**GIVEN INSTRUCTION:** Can you print every record below exactly as written?

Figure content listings
━━━━━━━━

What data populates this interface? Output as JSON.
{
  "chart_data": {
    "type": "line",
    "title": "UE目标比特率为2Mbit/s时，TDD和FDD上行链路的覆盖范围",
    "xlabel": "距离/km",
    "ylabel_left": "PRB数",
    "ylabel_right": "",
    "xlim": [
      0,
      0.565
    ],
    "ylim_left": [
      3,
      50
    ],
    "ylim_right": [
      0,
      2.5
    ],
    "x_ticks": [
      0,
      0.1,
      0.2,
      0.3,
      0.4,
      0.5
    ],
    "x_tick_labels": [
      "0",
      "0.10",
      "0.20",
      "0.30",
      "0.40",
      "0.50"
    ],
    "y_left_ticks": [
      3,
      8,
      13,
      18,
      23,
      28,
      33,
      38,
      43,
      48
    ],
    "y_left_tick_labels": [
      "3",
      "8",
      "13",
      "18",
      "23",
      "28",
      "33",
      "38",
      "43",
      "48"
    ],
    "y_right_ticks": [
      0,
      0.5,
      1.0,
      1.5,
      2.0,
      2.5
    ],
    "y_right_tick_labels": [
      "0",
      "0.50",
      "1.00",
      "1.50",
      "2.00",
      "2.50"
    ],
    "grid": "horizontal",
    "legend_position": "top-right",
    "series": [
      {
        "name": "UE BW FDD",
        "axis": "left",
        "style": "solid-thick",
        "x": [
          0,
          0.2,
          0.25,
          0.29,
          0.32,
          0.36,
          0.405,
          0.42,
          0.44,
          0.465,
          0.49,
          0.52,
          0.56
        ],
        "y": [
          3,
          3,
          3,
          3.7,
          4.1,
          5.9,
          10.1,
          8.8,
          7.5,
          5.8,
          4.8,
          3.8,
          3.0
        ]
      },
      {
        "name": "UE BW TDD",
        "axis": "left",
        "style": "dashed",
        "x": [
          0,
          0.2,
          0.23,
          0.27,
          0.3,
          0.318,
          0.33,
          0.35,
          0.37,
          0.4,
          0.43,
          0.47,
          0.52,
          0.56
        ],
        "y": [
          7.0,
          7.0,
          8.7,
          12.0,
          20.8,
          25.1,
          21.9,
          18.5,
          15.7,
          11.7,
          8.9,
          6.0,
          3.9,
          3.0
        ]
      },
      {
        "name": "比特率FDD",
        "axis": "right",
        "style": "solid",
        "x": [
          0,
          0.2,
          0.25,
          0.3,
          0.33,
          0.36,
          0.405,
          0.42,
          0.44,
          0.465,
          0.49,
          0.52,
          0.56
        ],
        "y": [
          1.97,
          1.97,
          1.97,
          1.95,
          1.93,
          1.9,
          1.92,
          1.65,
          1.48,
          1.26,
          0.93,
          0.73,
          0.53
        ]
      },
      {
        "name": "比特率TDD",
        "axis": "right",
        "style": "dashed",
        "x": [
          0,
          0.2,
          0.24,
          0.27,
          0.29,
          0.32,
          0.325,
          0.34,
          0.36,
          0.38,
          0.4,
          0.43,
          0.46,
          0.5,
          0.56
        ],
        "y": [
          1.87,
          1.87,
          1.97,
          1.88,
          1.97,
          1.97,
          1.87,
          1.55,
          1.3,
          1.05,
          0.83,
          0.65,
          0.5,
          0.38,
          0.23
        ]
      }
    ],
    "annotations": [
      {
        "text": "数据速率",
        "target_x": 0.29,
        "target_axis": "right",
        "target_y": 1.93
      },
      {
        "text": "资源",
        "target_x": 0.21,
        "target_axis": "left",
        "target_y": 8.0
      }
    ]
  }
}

━━━━━━━━

**ANSWER BELOW:**
What data populates this interface? Output as JSON.
{
  "chart_data": {
    "type": "line",
    "title": "UE目标比特率为2Mbit/s时，TDD和FDD上行链路的覆盖范围",
    "xlabel": "距离/km",
    "ylabel_left": "PRB数",
    "ylabel_right": "",
    "xlim": [
      0,
      0.565
    ],
    "ylim_left": [
      3,
      50
    ],
    "ylim_right": [
      0,
      2.5
    ],
    "x_ticks": [
      0,
      0.1,
      0.2,
      0.3,
      0.4,
      0.5
    ],
    "x_tick_labels": [
      "0",
      "0.10",
      "0.20",
      "0.30",
      "0.40",
      "0.50"
    ],
    "y_left_ticks": [
      3,
      8,
      13,
      18,
      23,
      28,
      33,
      38,
      43,
      48
    ],
    "y_left_tick_labels": [
      "3",
      "8",
      "13",
      "18",
      "23",
      "28",
      "33",
      "38",
      "43",
      "48"
    ],
    "y_right_ticks": [
      0,
      0.5,
      1.0,
      1.5,
      2.0,
      2.5
    ],
    "y_right_tick_labels": [
      "0",
      "0.50",
      "1.00",
      "1.50",
      "2.00",
      "2.50"
    ],
    "grid": "horizontal",
    "legend_position": "top-right",
    "series": [
      {
        "name": "UE BW FDD",
        "axis": "left",
        "style": "solid-thick",
        "x": [
          0,
          0.2,
          0.25,
          0.29,
          0.32,
          0.36,
          0.405,
          0.42,
          0.44,
          0.465,
          0.49,
          0.52,
          0.56
        ],
        "y": [
          3,
          3,
          3,
          3.7,
          4.1,
          5.9,
          10.1,
          8.8,
          7.5,
          5.8,
          4.8,
          3.8,
          3.0
        ]
      },
      {
        "name": "UE BW TDD",
        "axis": "left",
        "style": "dashed",
        "x": [
          0,
          0.2,
          0.23,
          0.27,
          0.3,
          0.318,
          0.33,
          0.35,
          0.37,
          0.4,
          0.43,
          0.47,
          0.52,
          0.56
        ],
        "y": [
          7.0,
          7.0,
          8.7,
          12.0,
          20.8,
          25.1,
          21.9,
          18.5,
          15.7,
          11.7,
          8.9,
          6.0,
          3.9,
          3.0
        ]
      },
      {
        "name": "比特率FDD",
        "axis": "right",
        "style": "solid",
        "x": [
          0,
          0.2,
          0.25,
          0.3,
          0.33,
          0.36,
          0.405,
          0.42,
          0.44,
          0.465,
          0.49,
          0.52,
          0.56
        ],
        "y": [
          1.97,
          1.97,
          1.97,
          1.95,
          1.93,
          1.9,
          1.92,
          1.65,
          1.48,
          1.26,
          0.93,
          0.73,
          0.53
        ]
      },
      {
        "name": "比特率TDD",
        "axis": "right",
        "style": "dashed",
        "x": [
          0,
          0.2,
          0.24,
          0.27,
          0.29,
          0.32,
          0.325,
          0.34,
          0.36,
          0.38,
          0.4,
          0.43,
          0.46,
          0.5,
          0.56
        ],
        "y": [
          1.87,
          1.87,
          1.97,
          1.88,
          1.97,
          1.97,
          1.87,
          1.55,
          1.3,
          1.05,
          0.83,
          0.65,
          0.5,
          0.38,
          0.23
        ]
      }
    ],
    "annotations": [
      {
        "text": "数据速率",
        "target_x": 0.29,
        "target_axis": "right",
        "target_y": 1.93
      },
      {
        "text": "资源",
        "target_x": 0.21,
        "target_axis": "left",
        "target_y": 8.0
      }
    ]
  }
}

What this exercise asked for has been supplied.